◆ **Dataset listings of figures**
____

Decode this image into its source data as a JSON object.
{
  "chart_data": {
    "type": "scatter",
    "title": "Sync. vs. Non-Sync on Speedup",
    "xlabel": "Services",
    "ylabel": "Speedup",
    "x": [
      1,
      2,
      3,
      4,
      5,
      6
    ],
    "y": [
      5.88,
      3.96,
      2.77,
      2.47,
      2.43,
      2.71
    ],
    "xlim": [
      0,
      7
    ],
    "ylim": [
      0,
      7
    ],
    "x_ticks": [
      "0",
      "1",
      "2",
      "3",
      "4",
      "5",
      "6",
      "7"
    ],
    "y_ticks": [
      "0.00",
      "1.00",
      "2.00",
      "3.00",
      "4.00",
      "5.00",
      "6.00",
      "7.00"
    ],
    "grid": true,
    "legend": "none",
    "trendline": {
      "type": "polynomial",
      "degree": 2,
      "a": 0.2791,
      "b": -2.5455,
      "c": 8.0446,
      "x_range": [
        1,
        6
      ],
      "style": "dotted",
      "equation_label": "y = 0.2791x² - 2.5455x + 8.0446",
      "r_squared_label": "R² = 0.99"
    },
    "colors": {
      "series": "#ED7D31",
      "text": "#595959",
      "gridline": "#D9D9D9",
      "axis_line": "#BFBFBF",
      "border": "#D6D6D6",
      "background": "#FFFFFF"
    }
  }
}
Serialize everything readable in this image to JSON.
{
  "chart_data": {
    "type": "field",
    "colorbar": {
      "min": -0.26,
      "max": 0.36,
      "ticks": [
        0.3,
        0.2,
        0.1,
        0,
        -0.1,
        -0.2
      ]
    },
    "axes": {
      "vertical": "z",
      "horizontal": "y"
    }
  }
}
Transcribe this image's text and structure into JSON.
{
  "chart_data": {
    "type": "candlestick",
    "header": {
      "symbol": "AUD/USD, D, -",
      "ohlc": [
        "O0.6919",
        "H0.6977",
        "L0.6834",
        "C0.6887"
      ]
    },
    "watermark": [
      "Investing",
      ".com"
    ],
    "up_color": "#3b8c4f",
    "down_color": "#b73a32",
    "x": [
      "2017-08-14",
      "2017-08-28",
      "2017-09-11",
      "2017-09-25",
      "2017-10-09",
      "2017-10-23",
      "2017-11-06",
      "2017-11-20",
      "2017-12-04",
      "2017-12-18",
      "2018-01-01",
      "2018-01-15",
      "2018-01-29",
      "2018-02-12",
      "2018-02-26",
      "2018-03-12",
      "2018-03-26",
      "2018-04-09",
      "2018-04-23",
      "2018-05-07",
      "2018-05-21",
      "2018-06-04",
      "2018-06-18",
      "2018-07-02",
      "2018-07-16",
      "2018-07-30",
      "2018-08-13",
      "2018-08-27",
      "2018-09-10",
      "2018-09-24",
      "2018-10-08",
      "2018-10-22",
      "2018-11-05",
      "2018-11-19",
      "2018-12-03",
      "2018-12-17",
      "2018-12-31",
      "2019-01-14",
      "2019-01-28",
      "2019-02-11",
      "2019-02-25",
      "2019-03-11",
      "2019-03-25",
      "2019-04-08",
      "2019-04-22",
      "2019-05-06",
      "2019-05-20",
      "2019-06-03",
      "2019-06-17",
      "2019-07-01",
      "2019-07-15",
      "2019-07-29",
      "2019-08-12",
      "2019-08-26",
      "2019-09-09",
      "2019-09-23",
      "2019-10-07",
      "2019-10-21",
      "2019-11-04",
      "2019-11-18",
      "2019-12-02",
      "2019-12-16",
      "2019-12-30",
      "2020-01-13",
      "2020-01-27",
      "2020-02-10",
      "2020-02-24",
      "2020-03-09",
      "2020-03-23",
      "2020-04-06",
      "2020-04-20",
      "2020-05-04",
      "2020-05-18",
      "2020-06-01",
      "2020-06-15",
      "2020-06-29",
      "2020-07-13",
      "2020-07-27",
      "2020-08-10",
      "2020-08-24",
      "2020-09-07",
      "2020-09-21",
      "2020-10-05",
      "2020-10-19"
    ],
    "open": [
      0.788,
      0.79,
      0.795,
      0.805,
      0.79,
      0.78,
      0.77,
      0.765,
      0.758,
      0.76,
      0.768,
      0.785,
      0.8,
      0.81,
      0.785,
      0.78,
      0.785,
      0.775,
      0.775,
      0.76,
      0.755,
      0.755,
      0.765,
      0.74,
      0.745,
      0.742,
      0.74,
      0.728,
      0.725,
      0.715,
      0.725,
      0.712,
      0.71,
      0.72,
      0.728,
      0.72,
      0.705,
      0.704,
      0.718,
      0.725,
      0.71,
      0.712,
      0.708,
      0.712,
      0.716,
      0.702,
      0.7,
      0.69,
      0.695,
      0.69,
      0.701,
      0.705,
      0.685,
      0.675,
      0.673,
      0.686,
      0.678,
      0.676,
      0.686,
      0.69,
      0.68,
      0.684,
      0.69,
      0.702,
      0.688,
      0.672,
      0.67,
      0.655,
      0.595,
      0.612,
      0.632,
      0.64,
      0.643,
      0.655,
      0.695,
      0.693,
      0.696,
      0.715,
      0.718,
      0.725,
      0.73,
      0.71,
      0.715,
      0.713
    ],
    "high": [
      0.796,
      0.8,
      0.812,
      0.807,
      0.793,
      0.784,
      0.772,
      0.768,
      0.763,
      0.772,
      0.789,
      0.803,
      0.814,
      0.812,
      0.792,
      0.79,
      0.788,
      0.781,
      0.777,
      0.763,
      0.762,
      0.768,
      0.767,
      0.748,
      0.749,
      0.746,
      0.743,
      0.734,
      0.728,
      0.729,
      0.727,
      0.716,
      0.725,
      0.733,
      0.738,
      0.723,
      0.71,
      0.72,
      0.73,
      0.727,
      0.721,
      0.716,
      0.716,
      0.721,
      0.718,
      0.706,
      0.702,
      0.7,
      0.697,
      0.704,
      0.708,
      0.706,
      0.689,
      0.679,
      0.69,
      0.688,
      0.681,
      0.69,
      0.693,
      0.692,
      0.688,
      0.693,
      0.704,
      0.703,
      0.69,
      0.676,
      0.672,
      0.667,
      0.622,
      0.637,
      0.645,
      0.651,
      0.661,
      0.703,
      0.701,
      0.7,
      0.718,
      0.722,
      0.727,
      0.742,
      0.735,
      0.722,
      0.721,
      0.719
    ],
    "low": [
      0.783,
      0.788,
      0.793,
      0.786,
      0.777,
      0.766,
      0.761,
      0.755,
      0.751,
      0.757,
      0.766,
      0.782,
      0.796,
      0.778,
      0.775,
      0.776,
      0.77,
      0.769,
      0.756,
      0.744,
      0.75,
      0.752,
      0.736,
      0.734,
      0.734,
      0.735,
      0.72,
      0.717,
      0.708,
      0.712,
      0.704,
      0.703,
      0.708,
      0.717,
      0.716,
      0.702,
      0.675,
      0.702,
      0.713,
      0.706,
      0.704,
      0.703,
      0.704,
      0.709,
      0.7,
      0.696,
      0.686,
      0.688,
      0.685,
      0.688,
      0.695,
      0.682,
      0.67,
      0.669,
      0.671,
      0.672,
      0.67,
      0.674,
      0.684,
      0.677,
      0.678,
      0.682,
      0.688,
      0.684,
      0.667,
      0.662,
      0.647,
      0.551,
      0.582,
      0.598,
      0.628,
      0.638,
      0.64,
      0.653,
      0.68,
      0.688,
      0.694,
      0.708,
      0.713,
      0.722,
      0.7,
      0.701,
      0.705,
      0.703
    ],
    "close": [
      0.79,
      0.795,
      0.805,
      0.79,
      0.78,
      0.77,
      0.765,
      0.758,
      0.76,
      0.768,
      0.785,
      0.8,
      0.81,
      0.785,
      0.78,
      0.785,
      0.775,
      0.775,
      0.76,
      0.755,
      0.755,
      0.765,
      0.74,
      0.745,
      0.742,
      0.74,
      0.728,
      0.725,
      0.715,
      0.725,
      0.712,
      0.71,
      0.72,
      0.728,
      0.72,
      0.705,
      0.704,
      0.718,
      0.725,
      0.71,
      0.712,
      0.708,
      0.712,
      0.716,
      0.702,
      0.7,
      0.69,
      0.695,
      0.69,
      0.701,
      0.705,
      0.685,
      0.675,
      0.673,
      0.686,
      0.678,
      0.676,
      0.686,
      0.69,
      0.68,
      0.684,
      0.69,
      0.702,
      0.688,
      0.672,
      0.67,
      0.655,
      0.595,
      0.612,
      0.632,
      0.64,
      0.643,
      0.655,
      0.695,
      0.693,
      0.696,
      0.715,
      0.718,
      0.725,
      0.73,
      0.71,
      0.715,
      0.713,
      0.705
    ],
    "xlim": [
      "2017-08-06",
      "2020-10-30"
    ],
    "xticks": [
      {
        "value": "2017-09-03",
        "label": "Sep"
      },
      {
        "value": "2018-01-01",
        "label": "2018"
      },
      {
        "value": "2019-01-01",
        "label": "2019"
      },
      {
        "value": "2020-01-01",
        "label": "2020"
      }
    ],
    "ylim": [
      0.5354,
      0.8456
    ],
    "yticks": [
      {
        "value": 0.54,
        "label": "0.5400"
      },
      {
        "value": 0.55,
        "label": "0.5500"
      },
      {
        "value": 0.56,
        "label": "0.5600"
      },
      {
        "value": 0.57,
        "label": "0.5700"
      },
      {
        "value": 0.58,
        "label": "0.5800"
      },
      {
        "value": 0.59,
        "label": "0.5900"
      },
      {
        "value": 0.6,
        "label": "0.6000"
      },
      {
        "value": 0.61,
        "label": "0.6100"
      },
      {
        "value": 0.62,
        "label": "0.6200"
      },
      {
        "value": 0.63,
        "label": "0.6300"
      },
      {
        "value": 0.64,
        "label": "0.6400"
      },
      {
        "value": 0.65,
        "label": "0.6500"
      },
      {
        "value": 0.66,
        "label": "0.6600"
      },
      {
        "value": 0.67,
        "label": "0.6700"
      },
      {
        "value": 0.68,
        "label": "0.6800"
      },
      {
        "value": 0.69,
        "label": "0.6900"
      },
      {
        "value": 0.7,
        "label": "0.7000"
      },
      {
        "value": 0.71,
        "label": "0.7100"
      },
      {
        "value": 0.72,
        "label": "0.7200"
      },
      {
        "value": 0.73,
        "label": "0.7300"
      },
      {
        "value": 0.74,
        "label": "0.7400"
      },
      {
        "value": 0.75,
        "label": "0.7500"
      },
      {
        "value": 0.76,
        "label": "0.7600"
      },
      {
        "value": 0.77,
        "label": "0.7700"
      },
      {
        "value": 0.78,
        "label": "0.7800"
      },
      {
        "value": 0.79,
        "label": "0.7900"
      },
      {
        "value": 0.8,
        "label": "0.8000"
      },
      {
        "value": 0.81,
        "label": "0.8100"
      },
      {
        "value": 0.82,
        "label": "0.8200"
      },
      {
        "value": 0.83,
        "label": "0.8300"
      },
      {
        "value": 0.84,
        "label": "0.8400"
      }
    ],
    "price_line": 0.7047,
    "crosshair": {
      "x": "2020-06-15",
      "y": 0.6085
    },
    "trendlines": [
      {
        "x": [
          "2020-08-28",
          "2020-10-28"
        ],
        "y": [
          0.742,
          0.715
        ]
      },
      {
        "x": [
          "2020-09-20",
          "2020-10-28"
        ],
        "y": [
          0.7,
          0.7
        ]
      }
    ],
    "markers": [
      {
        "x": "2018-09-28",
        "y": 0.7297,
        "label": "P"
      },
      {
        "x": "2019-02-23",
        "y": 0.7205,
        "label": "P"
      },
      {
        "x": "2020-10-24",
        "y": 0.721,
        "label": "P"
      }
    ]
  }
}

____

◆ **Aim of the task**
Look for the word "into" in every line of the listing and copy the lines that have it.

◆ **Answer to this problem**
Decode this image into its source data as a JSON object.
Transcribe this image's text and structure into JSON.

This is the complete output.